### [PROBLEM STATEMENT]
Arrange the rows below as a JSON list of strings, one string per row, starting at the row that contains "margin-fragment: 1907 bbox=[7, 757, 41, 772]" and ending at the row that contains "paragraph-text: 4 % Serie X von". Include both of those rows and leave out any blank ones.

### [DATA ENTRIES]

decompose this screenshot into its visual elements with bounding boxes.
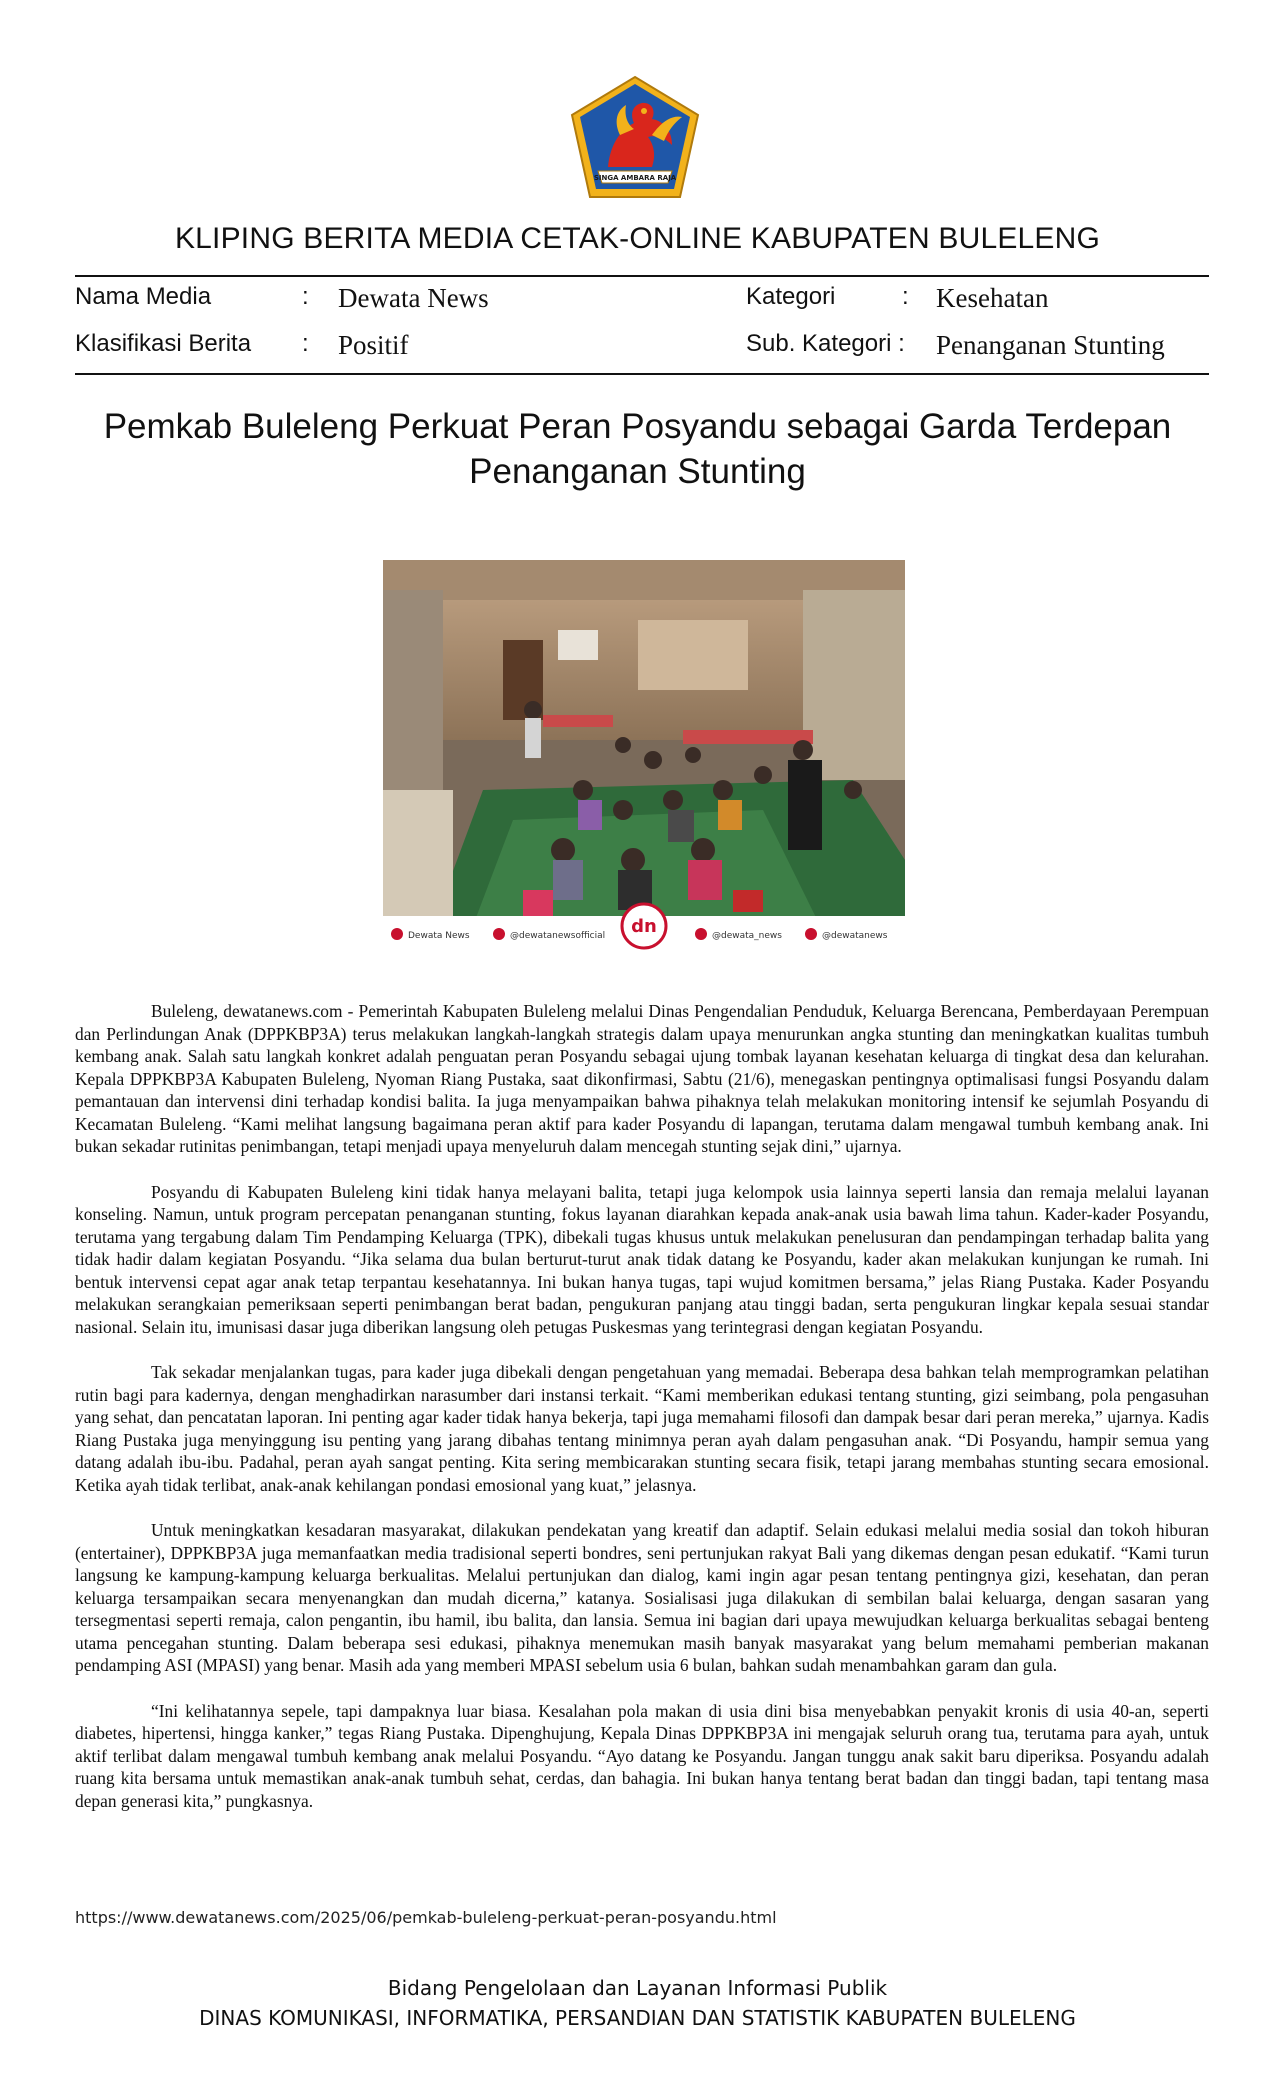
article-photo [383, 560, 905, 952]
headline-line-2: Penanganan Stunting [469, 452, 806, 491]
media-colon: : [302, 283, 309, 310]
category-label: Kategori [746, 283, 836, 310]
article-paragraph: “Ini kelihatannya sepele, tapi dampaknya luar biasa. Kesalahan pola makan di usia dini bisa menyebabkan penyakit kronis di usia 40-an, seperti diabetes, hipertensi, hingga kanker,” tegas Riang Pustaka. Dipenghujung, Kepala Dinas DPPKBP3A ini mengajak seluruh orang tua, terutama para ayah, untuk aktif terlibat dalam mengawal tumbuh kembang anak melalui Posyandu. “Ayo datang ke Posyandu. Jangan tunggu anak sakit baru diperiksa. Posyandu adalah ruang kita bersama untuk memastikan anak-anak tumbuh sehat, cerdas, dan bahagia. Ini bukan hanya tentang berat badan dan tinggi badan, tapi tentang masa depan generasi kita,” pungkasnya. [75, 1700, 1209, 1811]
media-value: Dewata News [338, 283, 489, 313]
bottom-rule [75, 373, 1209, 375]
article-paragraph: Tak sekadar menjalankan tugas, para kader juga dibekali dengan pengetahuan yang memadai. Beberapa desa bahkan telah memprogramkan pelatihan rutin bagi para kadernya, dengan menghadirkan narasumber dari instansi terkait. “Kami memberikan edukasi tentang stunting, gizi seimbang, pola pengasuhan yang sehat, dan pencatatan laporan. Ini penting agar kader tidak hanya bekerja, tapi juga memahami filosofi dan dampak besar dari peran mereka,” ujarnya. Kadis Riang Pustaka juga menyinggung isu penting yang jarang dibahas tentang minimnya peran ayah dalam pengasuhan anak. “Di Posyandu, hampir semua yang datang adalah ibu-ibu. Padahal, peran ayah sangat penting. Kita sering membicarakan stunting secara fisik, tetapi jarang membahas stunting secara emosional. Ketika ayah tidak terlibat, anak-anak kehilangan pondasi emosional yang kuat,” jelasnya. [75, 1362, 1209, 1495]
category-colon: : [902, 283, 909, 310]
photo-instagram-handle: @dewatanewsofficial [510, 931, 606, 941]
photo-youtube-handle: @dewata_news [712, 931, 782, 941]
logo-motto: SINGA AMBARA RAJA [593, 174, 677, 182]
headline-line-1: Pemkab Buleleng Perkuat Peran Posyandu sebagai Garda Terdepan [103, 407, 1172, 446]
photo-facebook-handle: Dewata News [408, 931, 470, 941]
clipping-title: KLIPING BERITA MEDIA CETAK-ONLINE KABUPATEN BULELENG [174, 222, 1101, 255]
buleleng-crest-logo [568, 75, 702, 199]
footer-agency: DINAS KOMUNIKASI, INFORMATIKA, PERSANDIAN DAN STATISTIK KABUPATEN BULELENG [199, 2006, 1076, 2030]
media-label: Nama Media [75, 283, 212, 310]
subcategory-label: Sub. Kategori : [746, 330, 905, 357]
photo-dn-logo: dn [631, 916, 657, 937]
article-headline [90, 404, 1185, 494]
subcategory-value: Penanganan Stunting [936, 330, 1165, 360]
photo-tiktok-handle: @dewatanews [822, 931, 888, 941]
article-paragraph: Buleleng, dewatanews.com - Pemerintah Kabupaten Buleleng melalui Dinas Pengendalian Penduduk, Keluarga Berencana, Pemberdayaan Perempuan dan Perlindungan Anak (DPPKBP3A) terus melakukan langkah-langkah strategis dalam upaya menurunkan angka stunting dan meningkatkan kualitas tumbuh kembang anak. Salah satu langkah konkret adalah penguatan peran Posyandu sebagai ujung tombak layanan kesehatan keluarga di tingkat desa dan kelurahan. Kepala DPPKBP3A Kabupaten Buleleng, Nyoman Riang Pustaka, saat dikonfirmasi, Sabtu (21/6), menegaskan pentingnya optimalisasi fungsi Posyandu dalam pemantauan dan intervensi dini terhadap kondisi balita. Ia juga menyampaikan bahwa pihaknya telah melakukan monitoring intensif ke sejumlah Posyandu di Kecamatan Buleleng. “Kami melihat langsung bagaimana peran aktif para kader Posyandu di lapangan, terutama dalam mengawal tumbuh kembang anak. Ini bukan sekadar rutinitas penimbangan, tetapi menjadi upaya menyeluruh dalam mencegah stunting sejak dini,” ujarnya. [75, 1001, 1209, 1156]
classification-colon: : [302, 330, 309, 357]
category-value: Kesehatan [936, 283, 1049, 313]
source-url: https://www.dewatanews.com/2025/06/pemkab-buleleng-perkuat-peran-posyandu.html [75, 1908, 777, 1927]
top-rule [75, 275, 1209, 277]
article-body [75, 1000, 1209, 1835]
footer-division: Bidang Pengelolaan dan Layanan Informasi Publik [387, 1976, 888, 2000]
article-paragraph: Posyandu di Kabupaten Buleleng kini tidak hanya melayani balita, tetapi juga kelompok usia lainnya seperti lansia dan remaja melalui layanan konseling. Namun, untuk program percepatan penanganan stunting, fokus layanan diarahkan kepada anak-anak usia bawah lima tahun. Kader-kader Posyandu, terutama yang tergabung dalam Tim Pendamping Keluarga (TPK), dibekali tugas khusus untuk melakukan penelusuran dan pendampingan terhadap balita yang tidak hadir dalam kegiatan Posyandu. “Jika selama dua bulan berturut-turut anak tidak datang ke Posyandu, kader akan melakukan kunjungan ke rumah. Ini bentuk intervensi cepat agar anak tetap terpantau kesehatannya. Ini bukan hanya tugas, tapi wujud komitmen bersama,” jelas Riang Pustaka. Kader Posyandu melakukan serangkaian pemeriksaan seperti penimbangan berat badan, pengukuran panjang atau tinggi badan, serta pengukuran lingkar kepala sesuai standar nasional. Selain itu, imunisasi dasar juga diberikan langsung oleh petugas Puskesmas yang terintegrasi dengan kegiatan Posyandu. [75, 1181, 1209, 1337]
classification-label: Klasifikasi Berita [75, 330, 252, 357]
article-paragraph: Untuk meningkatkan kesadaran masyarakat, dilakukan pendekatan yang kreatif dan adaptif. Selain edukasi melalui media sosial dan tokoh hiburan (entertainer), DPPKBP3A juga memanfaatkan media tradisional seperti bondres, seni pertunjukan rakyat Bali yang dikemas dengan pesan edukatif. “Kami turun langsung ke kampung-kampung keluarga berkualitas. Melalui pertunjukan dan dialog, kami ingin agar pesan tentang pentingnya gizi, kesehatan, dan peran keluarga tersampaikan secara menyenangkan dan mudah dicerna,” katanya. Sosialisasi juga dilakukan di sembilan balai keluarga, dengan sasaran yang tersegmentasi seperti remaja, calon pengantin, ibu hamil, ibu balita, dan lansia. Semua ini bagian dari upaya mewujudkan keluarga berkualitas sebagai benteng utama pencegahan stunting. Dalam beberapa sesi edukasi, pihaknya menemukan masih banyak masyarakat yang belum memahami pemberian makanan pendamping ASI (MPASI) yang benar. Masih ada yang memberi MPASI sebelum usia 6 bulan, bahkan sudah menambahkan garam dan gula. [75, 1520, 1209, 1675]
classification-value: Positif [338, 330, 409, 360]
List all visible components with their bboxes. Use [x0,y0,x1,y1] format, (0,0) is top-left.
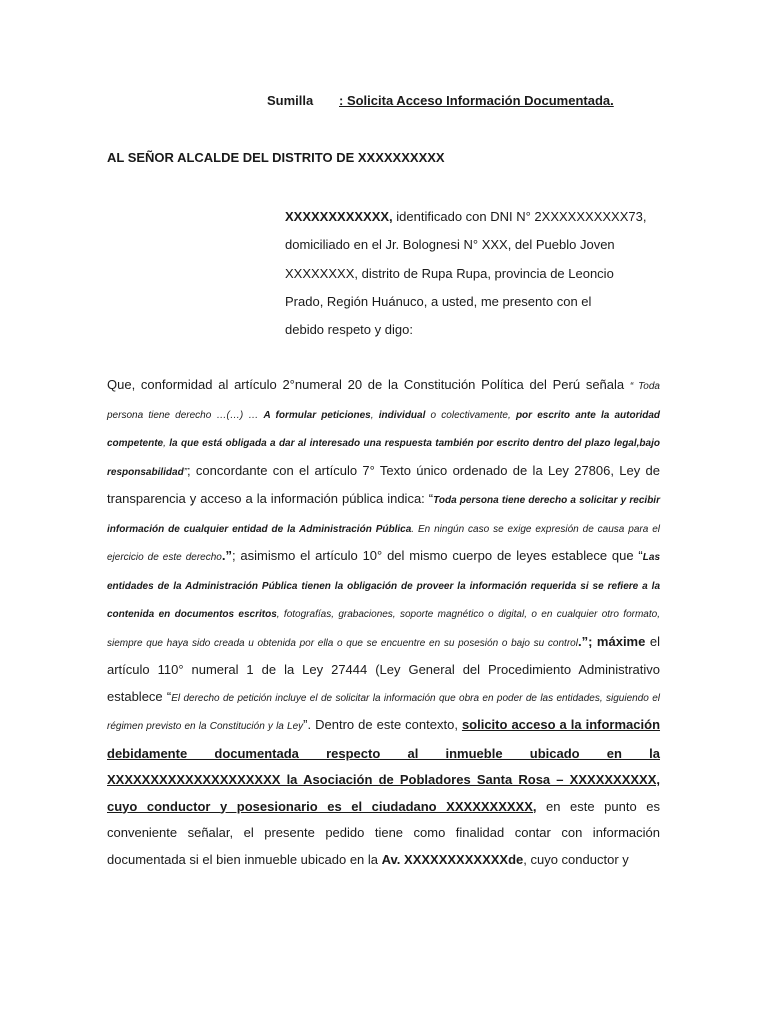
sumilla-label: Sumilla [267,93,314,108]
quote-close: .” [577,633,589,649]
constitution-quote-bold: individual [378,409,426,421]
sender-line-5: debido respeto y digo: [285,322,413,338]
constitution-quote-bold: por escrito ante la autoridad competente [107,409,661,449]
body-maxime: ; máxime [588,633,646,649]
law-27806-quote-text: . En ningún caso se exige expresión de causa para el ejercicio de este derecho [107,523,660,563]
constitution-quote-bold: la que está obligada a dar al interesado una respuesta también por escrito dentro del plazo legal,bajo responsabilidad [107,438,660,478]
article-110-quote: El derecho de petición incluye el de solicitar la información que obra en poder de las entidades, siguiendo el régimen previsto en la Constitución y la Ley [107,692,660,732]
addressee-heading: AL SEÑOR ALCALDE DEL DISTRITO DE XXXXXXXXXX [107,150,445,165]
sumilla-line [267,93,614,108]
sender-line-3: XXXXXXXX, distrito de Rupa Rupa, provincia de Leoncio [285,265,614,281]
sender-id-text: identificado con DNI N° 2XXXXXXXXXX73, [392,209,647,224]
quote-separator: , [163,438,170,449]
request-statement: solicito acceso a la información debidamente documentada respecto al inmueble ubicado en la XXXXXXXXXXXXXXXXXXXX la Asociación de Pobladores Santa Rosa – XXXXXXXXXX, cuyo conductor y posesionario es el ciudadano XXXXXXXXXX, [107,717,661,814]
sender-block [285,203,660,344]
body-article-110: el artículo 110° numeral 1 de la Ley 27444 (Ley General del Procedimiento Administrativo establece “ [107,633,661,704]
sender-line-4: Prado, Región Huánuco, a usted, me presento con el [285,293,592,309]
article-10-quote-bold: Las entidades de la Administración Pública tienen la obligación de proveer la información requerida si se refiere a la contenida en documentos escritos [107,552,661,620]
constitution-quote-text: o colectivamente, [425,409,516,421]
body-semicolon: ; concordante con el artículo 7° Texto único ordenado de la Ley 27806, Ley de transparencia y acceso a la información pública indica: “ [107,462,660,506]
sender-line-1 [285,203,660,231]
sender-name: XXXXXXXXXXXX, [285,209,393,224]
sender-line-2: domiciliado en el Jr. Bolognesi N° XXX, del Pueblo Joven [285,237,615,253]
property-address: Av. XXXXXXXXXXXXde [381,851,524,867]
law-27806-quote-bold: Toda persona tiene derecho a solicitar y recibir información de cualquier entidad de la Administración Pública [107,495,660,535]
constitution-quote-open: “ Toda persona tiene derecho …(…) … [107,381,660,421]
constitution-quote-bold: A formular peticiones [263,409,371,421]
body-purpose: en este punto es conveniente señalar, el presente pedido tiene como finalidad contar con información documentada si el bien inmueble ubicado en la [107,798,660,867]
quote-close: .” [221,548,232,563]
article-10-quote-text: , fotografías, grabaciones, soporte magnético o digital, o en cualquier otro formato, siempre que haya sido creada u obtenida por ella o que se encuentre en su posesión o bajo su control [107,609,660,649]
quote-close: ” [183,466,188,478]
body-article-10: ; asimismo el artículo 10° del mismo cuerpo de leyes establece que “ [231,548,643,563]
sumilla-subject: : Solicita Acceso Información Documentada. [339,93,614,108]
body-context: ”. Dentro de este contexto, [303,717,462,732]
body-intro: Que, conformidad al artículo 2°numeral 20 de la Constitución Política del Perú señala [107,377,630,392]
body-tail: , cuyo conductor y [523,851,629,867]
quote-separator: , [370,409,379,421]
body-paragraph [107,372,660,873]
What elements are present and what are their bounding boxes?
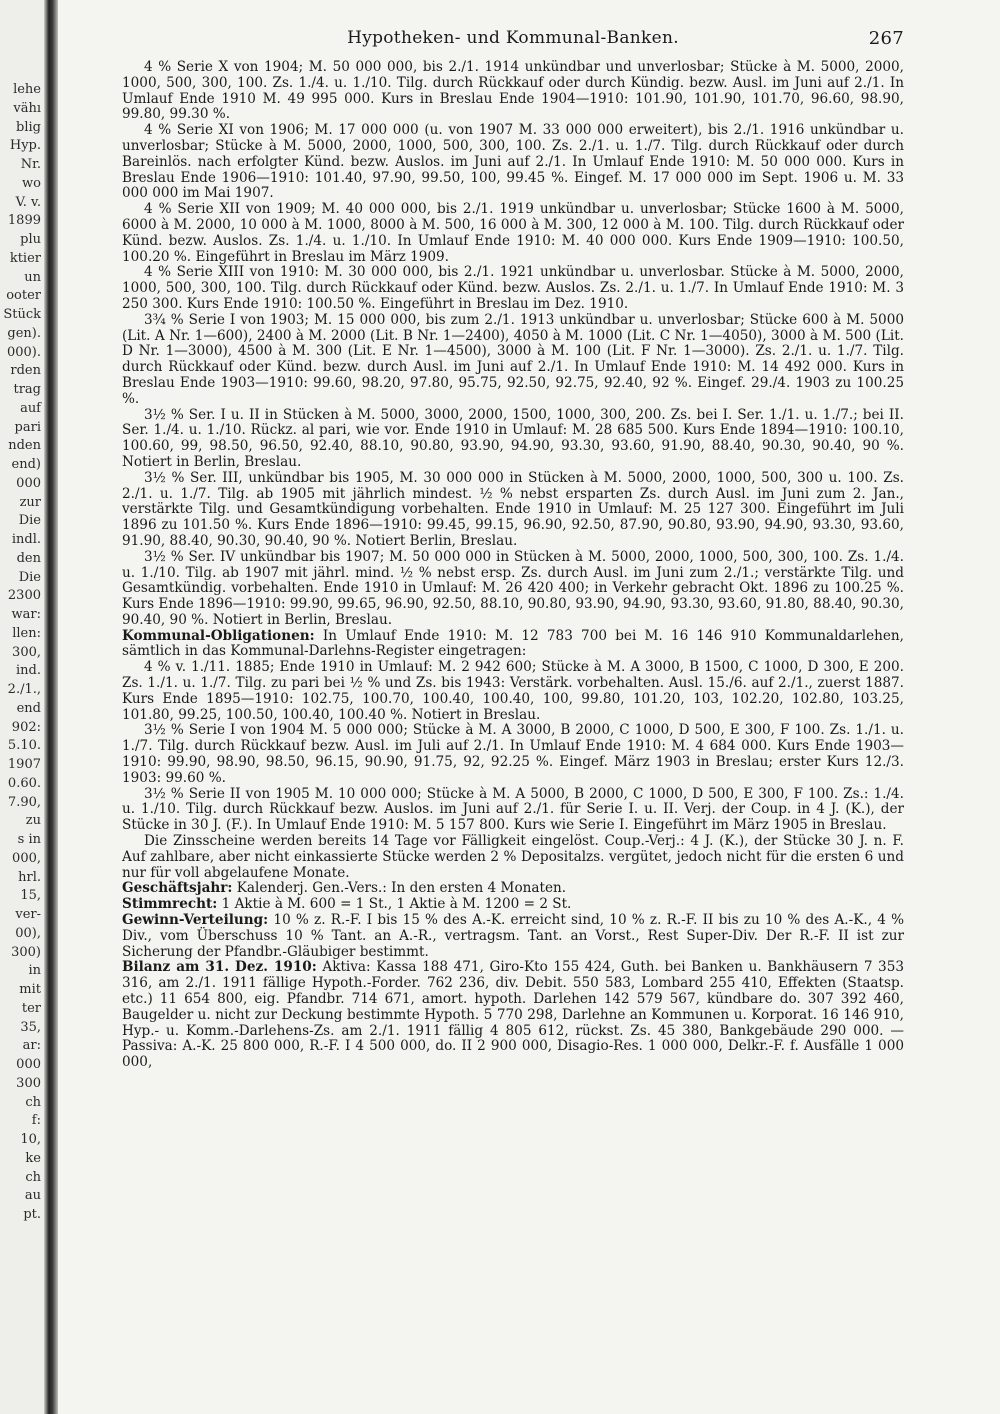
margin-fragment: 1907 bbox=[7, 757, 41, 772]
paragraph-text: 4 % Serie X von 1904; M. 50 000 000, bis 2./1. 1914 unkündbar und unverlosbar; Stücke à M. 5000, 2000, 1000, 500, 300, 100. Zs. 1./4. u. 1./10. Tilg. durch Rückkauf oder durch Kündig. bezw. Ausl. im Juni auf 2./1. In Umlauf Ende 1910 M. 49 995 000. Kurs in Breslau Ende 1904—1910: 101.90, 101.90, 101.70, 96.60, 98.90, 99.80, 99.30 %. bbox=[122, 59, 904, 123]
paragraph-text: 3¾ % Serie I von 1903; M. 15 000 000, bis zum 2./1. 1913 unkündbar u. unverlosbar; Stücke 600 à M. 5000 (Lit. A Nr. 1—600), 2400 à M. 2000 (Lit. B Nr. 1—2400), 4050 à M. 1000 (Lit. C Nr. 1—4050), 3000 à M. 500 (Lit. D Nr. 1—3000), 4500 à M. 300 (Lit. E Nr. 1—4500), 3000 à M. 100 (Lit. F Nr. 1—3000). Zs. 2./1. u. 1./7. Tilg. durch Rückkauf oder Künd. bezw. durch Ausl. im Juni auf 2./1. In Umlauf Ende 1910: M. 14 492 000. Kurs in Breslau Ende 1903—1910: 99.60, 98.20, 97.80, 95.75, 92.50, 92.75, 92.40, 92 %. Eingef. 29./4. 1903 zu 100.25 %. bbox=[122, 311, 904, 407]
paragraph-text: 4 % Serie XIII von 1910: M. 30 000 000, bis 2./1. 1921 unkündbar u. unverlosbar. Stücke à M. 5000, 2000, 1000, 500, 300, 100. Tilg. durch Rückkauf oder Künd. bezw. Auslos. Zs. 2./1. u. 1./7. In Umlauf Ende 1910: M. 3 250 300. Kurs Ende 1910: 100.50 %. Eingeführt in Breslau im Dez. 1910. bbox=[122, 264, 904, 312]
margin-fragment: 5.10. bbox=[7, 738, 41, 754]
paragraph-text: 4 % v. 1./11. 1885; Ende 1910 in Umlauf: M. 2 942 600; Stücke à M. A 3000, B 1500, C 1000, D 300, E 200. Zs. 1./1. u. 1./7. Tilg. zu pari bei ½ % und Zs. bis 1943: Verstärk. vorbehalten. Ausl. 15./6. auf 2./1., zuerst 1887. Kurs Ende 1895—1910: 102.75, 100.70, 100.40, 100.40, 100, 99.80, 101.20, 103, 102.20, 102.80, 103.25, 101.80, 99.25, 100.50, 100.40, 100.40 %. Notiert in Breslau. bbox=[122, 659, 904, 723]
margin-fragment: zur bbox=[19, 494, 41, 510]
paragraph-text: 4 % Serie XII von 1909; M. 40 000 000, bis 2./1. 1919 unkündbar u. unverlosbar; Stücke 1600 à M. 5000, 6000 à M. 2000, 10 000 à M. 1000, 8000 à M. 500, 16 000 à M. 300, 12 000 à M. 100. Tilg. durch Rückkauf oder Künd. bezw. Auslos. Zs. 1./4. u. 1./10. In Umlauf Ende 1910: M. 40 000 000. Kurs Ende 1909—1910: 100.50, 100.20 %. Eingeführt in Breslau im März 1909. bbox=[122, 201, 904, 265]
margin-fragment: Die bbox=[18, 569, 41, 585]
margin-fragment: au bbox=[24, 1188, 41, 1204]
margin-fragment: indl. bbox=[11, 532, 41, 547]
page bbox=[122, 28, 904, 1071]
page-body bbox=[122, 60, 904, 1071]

### [RESPONSE BELOW]
[
  "margin-fragment: 1907 bbox=[7, 757, 41, 772]",
  "paragraph-text: 4 % Serie X von 1904; M. 50 000 000, bis 2./1. 1914 unkündbar und unverlosbar; Stücke à M. 5000, 2000, 1000, 500, 300, 100. Zs. 1./4. u. 1./10. Tilg. durch Rückkauf oder durch Kündig. bezw. Ausl. im Juni auf 2./1. In Umlauf Ende 1910 M. 49 995 000. Kurs in Breslau Ende 1904—1910: 101.90, 101.90, 101.70, 96.60, 98.90, 99.80, 99.30 %. bbox=[122, 59, 904, 123]"
]